- _Dataset items_
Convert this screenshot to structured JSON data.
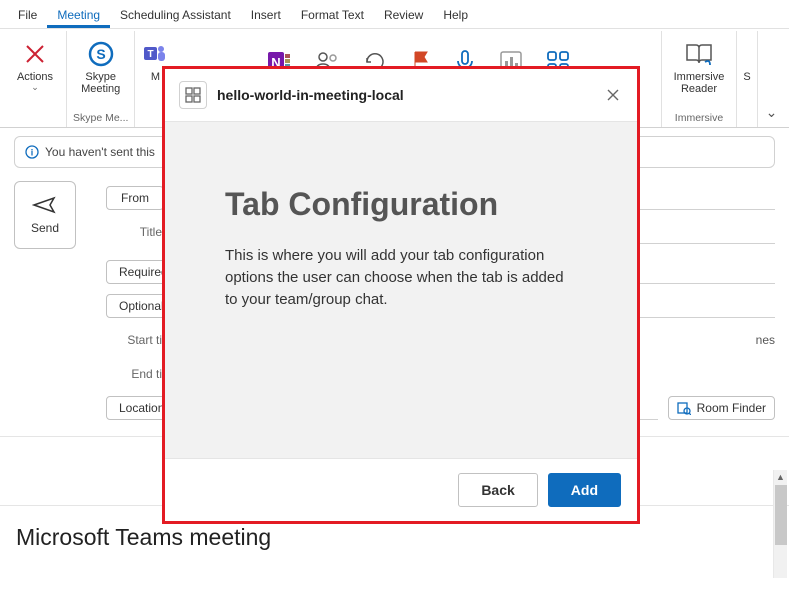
{
  "menubar": {
    "items": [
      "File",
      "Meeting",
      "Scheduling Assistant",
      "Insert",
      "Format Text",
      "Review",
      "Help"
    ],
    "active_index": 1
  },
  "ribbon": {
    "actions": {
      "label": "Actions",
      "dropdown": "⌄",
      "group_label": ""
    },
    "skype": {
      "label": "Skype Meeting",
      "group_label": "Skype Me..."
    },
    "teams_partial": "M",
    "immersive": {
      "label": "Immersive Reader",
      "group_label": "Immersive"
    },
    "right_partial": "S"
  },
  "info_bar": {
    "text": "You haven't sent this"
  },
  "send": {
    "label": "Send"
  },
  "form": {
    "from_btn": "From",
    "title_label": "Title",
    "required_btn": "Required",
    "optional_btn": "Optional",
    "start_label": "Start ti",
    "end_label": "End ti",
    "location_btn": "Location",
    "timezone_suffix": "nes",
    "room_finder": "Room Finder"
  },
  "body": {
    "title": "Microsoft Teams meeting"
  },
  "modal": {
    "app_title": "hello-world-in-meeting-local",
    "heading": "Tab Configuration",
    "description": "This is where you will add your tab configuration options the user can choose when the tab is added to your team/group chat.",
    "back": "Back",
    "add": "Add"
  }
}
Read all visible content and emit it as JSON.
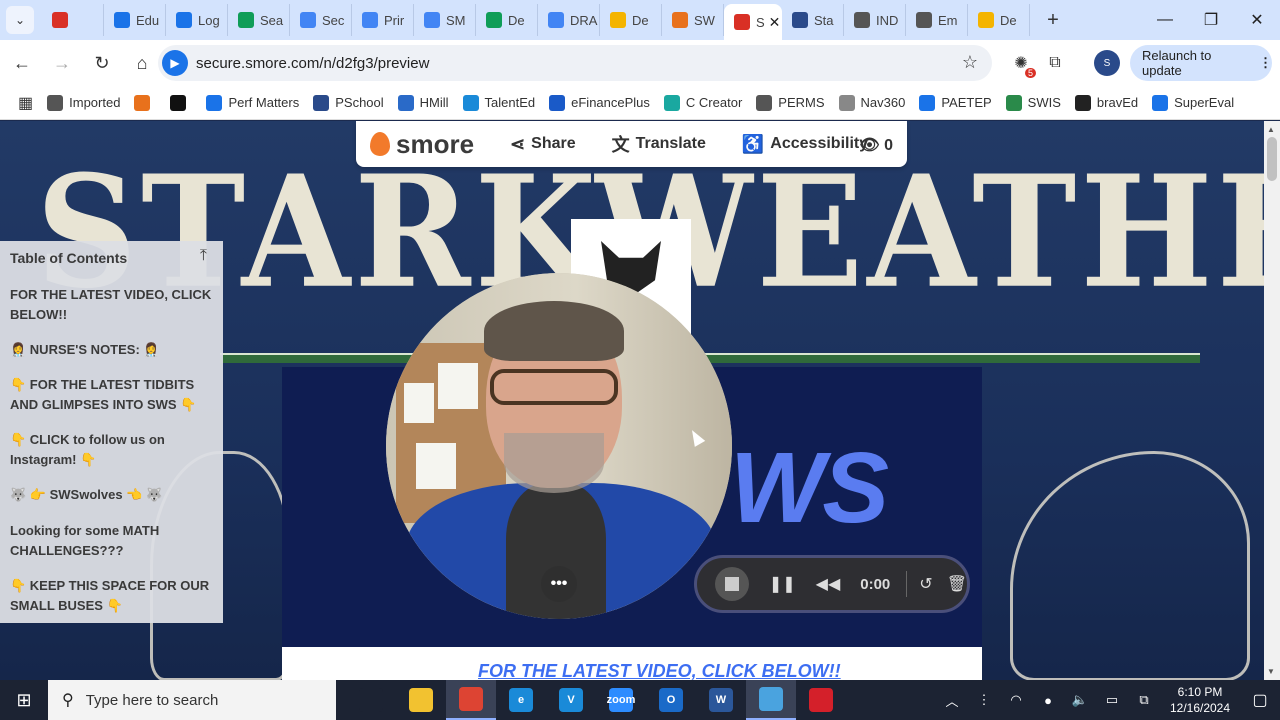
{
  "browser": {
    "tabs": [
      {
        "label": "",
        "favicon_color": "#d93025",
        "icon": "record-icon"
      },
      {
        "label": "Edu",
        "favicon_color": "#1a73e8",
        "icon": "puzzle-icon"
      },
      {
        "label": "Log",
        "favicon_color": "#1a73e8",
        "icon": "flag-icon"
      },
      {
        "label": "Sea",
        "favicon_color": "#0f9d58",
        "icon": "drive-icon"
      },
      {
        "label": "Sec",
        "favicon_color": "#4285f4",
        "icon": "doc-icon"
      },
      {
        "label": "Prir",
        "favicon_color": "#4285f4",
        "icon": "doc-icon"
      },
      {
        "label": "SM",
        "favicon_color": "#4285f4",
        "icon": "doc-icon"
      },
      {
        "label": "De",
        "favicon_color": "#0f9d58",
        "icon": "sheet-icon"
      },
      {
        "label": "DRA",
        "favicon_color": "#4285f4",
        "icon": "doc-icon"
      },
      {
        "label": "De",
        "favicon_color": "#f4b400",
        "icon": "slides-icon"
      },
      {
        "label": "SW",
        "favicon_color": "#e8711c",
        "icon": "smore-icon"
      },
      {
        "label": "S",
        "favicon_color": "#d93025",
        "icon": "record-icon",
        "active": true
      },
      {
        "label": "Sta",
        "favicon_color": "#2a4a8a",
        "icon": "sis-icon"
      },
      {
        "label": "IND",
        "favicon_color": "#555555",
        "icon": "globe-icon"
      },
      {
        "label": "Em",
        "favicon_color": "#555555",
        "icon": "globe-icon"
      },
      {
        "label": "De",
        "favicon_color": "#f4b400",
        "icon": "slides-icon"
      }
    ],
    "url": "secure.smore.com/n/d2fg3/preview",
    "relaunch_label": "Relaunch to update",
    "extension_badge": "5",
    "bookmarks": [
      {
        "label": "Imported",
        "icon": "folder-icon",
        "color": "#555555"
      },
      {
        "label": "",
        "icon": "chrome-color-icon",
        "color": "#e8711c"
      },
      {
        "label": "",
        "icon": "one-icon",
        "color": "#111111"
      },
      {
        "label": "Perf Matters",
        "icon": "p-icon",
        "color": "#1a73e8"
      },
      {
        "label": "PSchool",
        "icon": "sis-icon",
        "color": "#2a4a8a"
      },
      {
        "label": "HMill",
        "icon": "hmill-icon",
        "color": "#2a6ac8"
      },
      {
        "label": "TalentEd",
        "icon": "talented-icon",
        "color": "#1a8ad8"
      },
      {
        "label": "eFinancePlus",
        "icon": "efinance-icon",
        "color": "#1a5ac8"
      },
      {
        "label": "C Creator",
        "icon": "creator-icon",
        "color": "#1aa8a0"
      },
      {
        "label": "PERMS",
        "icon": "globe-icon",
        "color": "#555555"
      },
      {
        "label": "Nav360",
        "icon": "nav-icon",
        "color": "#888888"
      },
      {
        "label": "PAETEP",
        "icon": "puzzle-icon",
        "color": "#1a73e8"
      },
      {
        "label": "SWIS",
        "icon": "swis-icon",
        "color": "#2a8a4a"
      },
      {
        "label": "bravEd",
        "icon": "braved-icon",
        "color": "#222222"
      },
      {
        "label": "SuperEval",
        "icon": "supereval-icon",
        "color": "#1a73e8"
      }
    ]
  },
  "smore": {
    "logo": "smore",
    "share": "Share",
    "translate": "Translate",
    "accessibility": "Accessibility",
    "views": "0"
  },
  "banner": {
    "title": "STARKWEATHER",
    "sws": "WS"
  },
  "toc": {
    "heading": "Table of Contents",
    "items": [
      "FOR THE LATEST VIDEO, CLICK BELOW!!",
      "👩‍⚕️ NURSE'S NOTES: 👩‍⚕️",
      "👇 FOR THE LATEST TIDBITS AND GLIMPSES INTO SWS 👇",
      "👇 CLICK to follow us on Instagram! 👇",
      "🐺 👉 SWSwolves 👈 🐺",
      "Looking for some MATH CHALLENGES???",
      "👇 KEEP THIS SPACE FOR OUR SMALL BUSES 👇"
    ]
  },
  "content": {
    "section_link": "FOR THE LATEST VIDEO, CLICK BELOW!!"
  },
  "recorder": {
    "time": "0:00"
  },
  "taskbar": {
    "search_placeholder": "Type here to search",
    "apps": [
      {
        "name": "task-view-icon",
        "label": "",
        "color": "#1c2333"
      },
      {
        "name": "file-explorer-icon",
        "label": "",
        "color": "#f2c230"
      },
      {
        "name": "chrome-icon",
        "label": "",
        "color": "#dd4433",
        "active": true
      },
      {
        "name": "edge-icon",
        "label": "e",
        "color": "#1a8ad8"
      },
      {
        "name": "vectra-icon",
        "label": "V",
        "color": "#1a8ad8"
      },
      {
        "name": "zoom-icon",
        "label": "zoom",
        "color": "#2d8cff"
      },
      {
        "name": "outlook-icon",
        "label": "O",
        "color": "#1a6ac8"
      },
      {
        "name": "word-icon",
        "label": "W",
        "color": "#2b579a"
      },
      {
        "name": "recorder-app-icon",
        "label": "",
        "color": "#4aa3df",
        "active": true
      },
      {
        "name": "acrobat-icon",
        "label": "",
        "color": "#d4202a"
      }
    ],
    "time": "6:10 PM",
    "date": "12/16/2024"
  }
}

- _Your task_
What comes back should match the records exactly, minus any pictures.

- _Exercise output_
Convert this screenshot to structured JSON data.
{
  "menubar": {
    "items": [
      "File",
      "Meeting",
      "Scheduling Assistant",
      "Insert",
      "Format Text",
      "Review",
      "Help"
    ],
    "active_index": 1
  },
  "ribbon": {
    "actions": {
      "label": "Actions",
      "dropdown": "⌄",
      "group_label": ""
    },
    "skype": {
      "label": "Skype Meeting",
      "group_label": "Skype Me..."
    },
    "teams_partial": "M",
    "immersive": {
      "label": "Immersive Reader",
      "group_label": "Immersive"
    },
    "right_partial": "S"
  },
  "info_bar": {
    "text": "You haven't sent this"
  },
  "send": {
    "label": "Send"
  },
  "form": {
    "from_btn": "From",
    "title_label": "Title",
    "required_btn": "Required",
    "optional_btn": "Optional",
    "start_label": "Start ti",
    "end_label": "End ti",
    "location_btn": "Location",
    "timezone_suffix": "nes",
    "room_finder": "Room Finder"
  },
  "body": {
    "title": "Microsoft Teams meeting"
  },
  "modal": {
    "app_title": "hello-world-in-meeting-local",
    "heading": "Tab Configuration",
    "description": "This is where you will add your tab configuration options the user can choose when the tab is added to your team/group chat.",
    "back": "Back",
    "add": "Add"
  }
}
Read all visible content and emit it as JSON.
{
  "browser": {
    "tabs": [
      {
        "label": "",
        "favicon_color": "#d93025",
        "icon": "record-icon"
      },
      {
        "label": "Edu",
        "favicon_color": "#1a73e8",
        "icon": "puzzle-icon"
      },
      {
        "label": "Log",
        "favicon_color": "#1a73e8",
        "icon": "flag-icon"
      },
      {
        "label": "Sea",
        "favicon_color": "#0f9d58",
        "icon": "drive-icon"
      },
      {
        "label": "Sec",
        "favicon_color": "#4285f4",
        "icon": "doc-icon"
      },
      {
        "label": "Prir",
        "favicon_color": "#4285f4",
        "icon": "doc-icon"
      },
      {
        "label": "SM",
        "favicon_color": "#4285f4",
        "icon": "doc-icon"
      },
      {
        "label": "De",
        "favicon_color": "#0f9d58",
        "icon": "sheet-icon"
      },
      {
        "label": "DRA",
        "favicon_color": "#4285f4",
        "icon": "doc-icon"
      },
      {
        "label": "De",
        "favicon_color": "#f4b400",
        "icon": "slides-icon"
      },
      {
        "label": "SW",
        "favicon_color": "#e8711c",
        "icon": "smore-icon"
      },
      {
        "label": "S",
        "favicon_color": "#d93025",
        "icon": "record-icon",
        "active": true
      },
      {
        "label": "Sta",
        "favicon_color": "#2a4a8a",
        "icon": "sis-icon"
      },
      {
        "label": "IND",
        "favicon_color": "#555555",
        "icon": "globe-icon"
      },
      {
        "label": "Em",
        "favicon_color": "#555555",
        "icon": "globe-icon"
      },
      {
        "label": "De",
        "favicon_color": "#f4b400",
        "icon": "slides-icon"
      }
    ],
    "url": "secure.smore.com/n/d2fg3/preview",
    "relaunch_label": "Relaunch to update",
    "extension_badge": "5",
    "bookmarks": [
      {
        "label": "Imported",
        "icon": "folder-icon",
        "color": "#555555"
      },
      {
        "label": "",
        "icon": "chrome-color-icon",
        "color": "#e8711c"
      },
      {
        "label": "",
        "icon": "one-icon",
        "color": "#111111"
      },
      {
        "label": "Perf Matters",
        "icon": "p-icon",
        "color": "#1a73e8"
      },
      {
        "label": "PSchool",
        "icon": "sis-icon",
        "color": "#2a4a8a"
      },
      {
        "label": "HMill",
        "icon": "hmill-icon",
        "color": "#2a6ac8"
      },
      {
        "label": "TalentEd",
        "icon": "talented-icon",
        "color": "#1a8ad8"
      },
      {
        "label": "eFinancePlus",
        "icon": "efinance-icon",
        "color": "#1a5ac8"
      },
      {
        "label": "C Creator",
        "icon": "creator-icon",
        "color": "#1aa8a0"
      },
      {
        "label": "PERMS",
        "icon": "globe-icon",
        "color": "#555555"
      },
      {
        "label": "Nav360",
        "icon": "nav-icon",
        "color": "#888888"
      },
      {
        "label": "PAETEP",
        "icon": "puzzle-icon",
        "color": "#1a73e8"
      },
      {
        "label": "SWIS",
        "icon": "swis-icon",
        "color": "#2a8a4a"
      },
      {
        "label": "bravEd",
        "icon": "braved-icon",
        "color": "#222222"
      },
      {
        "label": "SuperEval",
        "icon": "supereval-icon",
        "color": "#1a73e8"
      }
    ]
  },
  "smore": {
    "logo": "smore",
    "share": "Share",
    "translate": "Translate",
    "accessibility": "Accessibility",
    "views": "0"
  },
  "banner": {
    "title": "STARKWEATHER",
    "sws": "WS"
  },
  "toc": {
    "heading": "Table of Contents",
    "items": [
      "FOR THE LATEST VIDEO, CLICK BELOW!!",
      "👩‍⚕️ NURSE'S NOTES: 👩‍⚕️",
      "👇 FOR THE LATEST TIDBITS AND GLIMPSES INTO SWS 👇",
      "👇 CLICK to follow us on Instagram! 👇",
      "🐺 👉 SWSwolves 👈 🐺",
      "Looking for some MATH CHALLENGES???",
      "👇 KEEP THIS SPACE FOR OUR SMALL BUSES 👇"
    ]
  },
  "content": {
    "section_link": "FOR THE LATEST VIDEO, CLICK BELOW!!"
  },
  "recorder": {
    "time": "0:00"
  },
  "taskbar": {
    "search_placeholder": "Type here to search",
    "apps": [
      {
        "name": "task-view-icon",
        "label": "",
        "color": "#1c2333"
      },
      {
        "name": "file-explorer-icon",
        "label": "",
        "color": "#f2c230"
      },
      {
        "name": "chrome-icon",
        "label": "",
        "color": "#dd4433",
        "active": true
      },
      {
        "name": "edge-icon",
        "label": "e",
        "color": "#1a8ad8"
      },
      {
        "name": "vectra-icon",
        "label": "V",
        "color": "#1a8ad8"
      },
      {
        "name": "zoom-icon",
        "label": "zoom",
        "color": "#2d8cff"
      },
      {
        "name": "outlook-icon",
        "label": "O",
        "color": "#1a6ac8"
      },
      {
        "name": "word-icon",
        "label": "W",
        "color": "#2b579a"
      },
      {
        "name": "recorder-app-icon",
        "label": "",
        "color": "#4aa3df",
        "active": true
      },
      {
        "name": "acrobat-icon",
        "label": "",
        "color": "#d4202a"
      }
    ],
    "time": "6:10 PM",
    "date": "12/16/2024"
  }
}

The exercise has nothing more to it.